**Problem statement**
Find the string "Last" in the listing and report every line that has it.

**Supplied records**
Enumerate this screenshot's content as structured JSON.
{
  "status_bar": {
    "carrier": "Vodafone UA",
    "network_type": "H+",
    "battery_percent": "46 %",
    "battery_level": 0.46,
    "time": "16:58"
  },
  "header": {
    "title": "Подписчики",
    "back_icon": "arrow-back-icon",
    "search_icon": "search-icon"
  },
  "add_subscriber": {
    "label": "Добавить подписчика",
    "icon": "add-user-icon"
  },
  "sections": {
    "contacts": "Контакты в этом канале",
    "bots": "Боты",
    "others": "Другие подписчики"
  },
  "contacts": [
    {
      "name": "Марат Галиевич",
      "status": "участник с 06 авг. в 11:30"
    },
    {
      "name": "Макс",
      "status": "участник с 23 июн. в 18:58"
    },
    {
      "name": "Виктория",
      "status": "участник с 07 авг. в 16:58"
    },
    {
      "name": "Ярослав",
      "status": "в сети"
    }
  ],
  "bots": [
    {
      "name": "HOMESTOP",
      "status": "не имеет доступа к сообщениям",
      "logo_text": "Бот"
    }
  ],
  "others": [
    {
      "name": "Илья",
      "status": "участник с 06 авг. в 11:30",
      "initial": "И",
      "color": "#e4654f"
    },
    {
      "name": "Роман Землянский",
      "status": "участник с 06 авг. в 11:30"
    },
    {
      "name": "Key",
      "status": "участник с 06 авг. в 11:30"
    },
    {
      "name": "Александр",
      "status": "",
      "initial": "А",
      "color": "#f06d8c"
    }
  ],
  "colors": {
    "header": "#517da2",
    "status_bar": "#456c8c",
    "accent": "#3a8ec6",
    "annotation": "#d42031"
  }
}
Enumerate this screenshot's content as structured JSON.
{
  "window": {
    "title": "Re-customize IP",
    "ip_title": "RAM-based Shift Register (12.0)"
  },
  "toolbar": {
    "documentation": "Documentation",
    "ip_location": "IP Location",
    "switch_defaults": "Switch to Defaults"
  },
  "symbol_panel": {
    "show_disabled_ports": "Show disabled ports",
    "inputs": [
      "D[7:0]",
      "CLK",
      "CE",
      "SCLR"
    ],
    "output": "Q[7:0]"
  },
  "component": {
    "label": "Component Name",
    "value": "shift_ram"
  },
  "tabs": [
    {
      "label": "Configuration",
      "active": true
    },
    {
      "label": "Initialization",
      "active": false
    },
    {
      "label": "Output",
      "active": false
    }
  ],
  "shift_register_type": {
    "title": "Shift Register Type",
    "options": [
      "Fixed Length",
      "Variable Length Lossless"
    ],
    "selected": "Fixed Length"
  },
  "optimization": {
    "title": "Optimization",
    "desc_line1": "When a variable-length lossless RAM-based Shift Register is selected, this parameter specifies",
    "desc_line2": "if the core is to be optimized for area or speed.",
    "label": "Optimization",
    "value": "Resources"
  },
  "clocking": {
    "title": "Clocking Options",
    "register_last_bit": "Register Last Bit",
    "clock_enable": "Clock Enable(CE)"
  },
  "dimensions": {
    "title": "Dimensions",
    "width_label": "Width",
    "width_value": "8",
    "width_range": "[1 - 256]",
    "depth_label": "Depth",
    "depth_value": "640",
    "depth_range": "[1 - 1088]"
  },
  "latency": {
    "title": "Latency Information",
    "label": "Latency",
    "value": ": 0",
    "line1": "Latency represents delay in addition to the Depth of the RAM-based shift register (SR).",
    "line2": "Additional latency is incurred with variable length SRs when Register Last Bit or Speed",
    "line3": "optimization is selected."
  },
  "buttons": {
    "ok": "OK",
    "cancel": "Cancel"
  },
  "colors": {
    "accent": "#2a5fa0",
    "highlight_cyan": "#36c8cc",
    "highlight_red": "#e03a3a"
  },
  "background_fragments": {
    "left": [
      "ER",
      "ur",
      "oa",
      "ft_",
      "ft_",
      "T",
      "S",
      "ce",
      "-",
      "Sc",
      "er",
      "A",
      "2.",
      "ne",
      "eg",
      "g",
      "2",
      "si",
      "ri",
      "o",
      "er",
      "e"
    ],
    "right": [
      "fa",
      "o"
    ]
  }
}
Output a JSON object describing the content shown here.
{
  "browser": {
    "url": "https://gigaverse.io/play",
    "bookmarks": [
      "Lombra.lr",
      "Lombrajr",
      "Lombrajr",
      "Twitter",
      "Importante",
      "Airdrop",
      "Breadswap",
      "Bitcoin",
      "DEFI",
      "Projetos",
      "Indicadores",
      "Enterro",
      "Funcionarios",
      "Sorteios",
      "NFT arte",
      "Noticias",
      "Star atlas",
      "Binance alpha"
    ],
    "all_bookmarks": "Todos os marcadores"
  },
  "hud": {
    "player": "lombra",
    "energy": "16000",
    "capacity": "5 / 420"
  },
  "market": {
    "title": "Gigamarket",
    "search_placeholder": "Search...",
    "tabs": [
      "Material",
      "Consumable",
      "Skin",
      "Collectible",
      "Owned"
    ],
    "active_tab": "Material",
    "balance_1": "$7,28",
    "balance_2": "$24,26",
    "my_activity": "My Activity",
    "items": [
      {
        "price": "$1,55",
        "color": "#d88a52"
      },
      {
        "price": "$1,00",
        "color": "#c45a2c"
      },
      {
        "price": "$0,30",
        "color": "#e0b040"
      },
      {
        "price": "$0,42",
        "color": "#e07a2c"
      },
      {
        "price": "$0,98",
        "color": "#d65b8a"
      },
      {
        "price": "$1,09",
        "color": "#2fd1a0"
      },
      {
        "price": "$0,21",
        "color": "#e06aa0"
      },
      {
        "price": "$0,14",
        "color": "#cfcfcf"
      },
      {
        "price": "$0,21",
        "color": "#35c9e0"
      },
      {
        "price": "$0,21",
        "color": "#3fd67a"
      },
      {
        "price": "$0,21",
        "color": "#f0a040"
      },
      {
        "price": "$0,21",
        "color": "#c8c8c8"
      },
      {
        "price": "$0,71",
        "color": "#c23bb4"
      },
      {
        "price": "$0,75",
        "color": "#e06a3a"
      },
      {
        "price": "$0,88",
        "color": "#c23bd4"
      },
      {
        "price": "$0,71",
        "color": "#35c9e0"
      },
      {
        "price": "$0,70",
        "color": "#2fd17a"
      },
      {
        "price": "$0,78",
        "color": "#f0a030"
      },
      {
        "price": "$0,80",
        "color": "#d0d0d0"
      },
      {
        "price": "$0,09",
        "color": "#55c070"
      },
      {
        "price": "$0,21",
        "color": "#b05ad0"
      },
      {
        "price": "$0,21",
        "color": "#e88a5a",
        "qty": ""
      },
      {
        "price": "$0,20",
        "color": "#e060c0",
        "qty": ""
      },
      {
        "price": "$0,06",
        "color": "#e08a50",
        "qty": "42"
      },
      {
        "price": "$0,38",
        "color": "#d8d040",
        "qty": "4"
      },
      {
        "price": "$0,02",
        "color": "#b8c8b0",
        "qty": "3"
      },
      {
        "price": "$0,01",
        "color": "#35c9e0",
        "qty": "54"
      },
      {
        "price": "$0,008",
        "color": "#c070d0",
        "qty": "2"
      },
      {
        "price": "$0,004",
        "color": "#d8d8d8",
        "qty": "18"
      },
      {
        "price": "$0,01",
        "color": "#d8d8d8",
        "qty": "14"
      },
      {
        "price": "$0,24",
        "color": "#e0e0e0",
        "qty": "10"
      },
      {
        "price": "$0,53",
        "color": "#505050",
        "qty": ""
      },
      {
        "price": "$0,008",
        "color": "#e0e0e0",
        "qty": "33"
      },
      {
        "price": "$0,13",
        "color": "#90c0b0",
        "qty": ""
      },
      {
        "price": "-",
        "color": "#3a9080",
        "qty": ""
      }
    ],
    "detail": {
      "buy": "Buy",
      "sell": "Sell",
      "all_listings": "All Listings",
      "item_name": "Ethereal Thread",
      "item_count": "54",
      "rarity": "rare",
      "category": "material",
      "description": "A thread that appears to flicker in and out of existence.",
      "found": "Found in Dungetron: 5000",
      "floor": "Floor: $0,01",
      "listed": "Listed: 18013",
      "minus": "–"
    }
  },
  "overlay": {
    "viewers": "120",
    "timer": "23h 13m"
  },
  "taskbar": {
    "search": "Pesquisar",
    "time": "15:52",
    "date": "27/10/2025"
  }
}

**Task result**
    "register_last_bit": "Register Last Bit",
    "line2": "Additional latency is incurred with variable length SRs when Register Last Bit or Speed",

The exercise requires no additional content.